*Task brief*.
Review the lines that follow and copy each one that contains the word "Formatos".
━━━━━ Records for the exercise
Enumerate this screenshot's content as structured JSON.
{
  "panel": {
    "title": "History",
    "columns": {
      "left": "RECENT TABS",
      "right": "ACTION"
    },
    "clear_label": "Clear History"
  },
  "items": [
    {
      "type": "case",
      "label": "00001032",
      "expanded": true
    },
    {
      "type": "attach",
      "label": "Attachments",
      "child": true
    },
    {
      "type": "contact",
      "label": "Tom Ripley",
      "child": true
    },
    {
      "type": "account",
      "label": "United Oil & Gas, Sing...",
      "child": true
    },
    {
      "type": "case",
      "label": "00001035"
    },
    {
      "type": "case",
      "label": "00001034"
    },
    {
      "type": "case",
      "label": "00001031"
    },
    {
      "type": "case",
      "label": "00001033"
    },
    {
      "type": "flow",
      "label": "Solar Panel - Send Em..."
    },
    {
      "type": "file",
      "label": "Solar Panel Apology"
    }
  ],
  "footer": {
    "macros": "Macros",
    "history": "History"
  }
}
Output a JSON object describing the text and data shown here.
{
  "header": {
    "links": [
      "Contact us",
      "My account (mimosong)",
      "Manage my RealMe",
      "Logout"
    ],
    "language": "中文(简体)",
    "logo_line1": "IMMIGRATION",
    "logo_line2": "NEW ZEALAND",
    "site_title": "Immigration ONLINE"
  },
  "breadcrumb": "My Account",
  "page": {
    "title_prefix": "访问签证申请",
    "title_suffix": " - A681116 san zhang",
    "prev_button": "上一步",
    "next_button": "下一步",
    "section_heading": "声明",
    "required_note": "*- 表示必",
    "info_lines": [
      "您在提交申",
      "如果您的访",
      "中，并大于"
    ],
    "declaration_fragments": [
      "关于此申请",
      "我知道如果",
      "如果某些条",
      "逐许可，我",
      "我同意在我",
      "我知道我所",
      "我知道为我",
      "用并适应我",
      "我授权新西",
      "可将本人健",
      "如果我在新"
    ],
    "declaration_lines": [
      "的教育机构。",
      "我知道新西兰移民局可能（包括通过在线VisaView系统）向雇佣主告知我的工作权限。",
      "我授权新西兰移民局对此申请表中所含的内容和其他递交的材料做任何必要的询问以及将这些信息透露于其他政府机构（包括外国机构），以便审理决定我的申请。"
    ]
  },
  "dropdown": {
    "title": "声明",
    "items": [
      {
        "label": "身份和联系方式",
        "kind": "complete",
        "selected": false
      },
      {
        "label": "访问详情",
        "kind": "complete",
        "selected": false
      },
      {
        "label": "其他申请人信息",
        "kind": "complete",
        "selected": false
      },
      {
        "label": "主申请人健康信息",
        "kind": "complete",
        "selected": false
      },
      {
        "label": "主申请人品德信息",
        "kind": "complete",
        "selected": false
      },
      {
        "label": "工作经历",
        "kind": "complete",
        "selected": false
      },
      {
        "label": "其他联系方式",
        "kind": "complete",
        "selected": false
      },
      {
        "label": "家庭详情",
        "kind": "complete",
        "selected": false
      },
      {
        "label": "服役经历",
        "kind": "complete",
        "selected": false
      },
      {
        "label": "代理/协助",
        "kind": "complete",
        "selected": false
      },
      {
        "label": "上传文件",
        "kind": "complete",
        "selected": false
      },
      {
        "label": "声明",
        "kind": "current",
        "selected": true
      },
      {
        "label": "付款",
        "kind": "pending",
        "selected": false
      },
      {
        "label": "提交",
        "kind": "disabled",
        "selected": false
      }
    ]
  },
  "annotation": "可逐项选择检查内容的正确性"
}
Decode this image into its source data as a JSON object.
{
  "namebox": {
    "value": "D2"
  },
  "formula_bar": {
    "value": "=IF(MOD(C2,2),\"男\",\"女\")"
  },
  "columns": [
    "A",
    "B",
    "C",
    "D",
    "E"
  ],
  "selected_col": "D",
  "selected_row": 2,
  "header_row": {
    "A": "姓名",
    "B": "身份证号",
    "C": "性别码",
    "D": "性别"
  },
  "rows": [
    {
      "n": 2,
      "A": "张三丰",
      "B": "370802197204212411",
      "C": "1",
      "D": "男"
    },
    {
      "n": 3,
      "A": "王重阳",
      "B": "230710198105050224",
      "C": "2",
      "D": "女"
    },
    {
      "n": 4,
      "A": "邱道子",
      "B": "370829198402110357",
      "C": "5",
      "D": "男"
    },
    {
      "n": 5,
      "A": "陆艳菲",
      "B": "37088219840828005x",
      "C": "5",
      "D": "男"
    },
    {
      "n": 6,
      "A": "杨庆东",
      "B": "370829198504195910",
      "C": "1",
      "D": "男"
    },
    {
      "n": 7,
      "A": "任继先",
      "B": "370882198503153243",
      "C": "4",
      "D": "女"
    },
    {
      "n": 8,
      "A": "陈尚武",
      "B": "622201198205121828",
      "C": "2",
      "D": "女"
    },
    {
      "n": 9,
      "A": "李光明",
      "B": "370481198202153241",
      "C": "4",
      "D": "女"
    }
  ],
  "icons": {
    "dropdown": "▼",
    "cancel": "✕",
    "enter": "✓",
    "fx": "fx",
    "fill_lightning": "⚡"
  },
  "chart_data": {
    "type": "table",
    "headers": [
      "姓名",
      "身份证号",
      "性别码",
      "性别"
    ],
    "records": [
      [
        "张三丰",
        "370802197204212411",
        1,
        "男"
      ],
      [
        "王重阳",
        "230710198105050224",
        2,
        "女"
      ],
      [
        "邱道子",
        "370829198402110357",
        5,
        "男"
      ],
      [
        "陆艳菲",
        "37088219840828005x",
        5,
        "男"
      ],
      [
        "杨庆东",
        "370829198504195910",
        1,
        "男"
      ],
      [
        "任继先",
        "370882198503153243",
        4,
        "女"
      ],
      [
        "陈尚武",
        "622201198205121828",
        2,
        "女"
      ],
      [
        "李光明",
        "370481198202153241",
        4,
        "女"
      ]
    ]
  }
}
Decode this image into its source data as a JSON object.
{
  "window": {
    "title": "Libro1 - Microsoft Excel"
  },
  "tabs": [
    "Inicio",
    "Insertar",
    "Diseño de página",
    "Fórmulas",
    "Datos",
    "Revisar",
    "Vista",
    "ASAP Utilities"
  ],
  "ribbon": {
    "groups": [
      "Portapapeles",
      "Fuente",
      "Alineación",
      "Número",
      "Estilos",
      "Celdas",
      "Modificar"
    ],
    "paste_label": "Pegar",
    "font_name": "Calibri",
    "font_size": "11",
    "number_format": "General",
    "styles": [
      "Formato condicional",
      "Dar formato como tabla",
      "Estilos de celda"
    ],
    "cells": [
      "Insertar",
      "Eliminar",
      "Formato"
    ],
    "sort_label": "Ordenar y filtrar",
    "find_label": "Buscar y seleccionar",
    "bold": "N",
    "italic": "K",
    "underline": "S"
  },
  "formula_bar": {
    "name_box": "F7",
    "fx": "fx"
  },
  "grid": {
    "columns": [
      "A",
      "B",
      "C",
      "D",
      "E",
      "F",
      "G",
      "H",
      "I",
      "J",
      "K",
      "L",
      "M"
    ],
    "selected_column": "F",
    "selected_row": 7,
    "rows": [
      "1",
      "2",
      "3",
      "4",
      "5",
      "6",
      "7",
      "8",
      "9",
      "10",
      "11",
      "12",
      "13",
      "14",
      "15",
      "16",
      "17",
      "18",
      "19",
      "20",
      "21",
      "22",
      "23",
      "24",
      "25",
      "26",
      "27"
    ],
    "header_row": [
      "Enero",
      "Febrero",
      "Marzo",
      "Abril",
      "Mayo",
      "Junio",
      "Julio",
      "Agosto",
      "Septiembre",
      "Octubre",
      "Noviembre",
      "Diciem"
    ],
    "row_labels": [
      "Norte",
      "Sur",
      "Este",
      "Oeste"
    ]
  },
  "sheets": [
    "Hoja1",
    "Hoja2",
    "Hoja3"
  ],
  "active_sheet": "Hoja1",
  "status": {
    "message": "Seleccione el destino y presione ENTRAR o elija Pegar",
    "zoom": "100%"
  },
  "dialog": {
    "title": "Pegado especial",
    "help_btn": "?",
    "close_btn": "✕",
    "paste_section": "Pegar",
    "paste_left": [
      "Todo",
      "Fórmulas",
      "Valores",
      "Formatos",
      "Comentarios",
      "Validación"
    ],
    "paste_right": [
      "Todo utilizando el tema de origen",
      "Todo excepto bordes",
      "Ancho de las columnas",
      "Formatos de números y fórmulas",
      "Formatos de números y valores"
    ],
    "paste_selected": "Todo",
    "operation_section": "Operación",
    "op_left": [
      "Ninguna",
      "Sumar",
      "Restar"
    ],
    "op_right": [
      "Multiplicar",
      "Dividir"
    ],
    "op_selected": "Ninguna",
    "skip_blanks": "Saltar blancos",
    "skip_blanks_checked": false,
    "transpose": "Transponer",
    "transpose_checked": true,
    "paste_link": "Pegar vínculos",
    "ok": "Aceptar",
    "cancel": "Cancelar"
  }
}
━━━━━━━━━━
*Result for this exercise*.
      "Formatos",
      "Formatos de números y fórmulas",
      "Formatos de números y valores"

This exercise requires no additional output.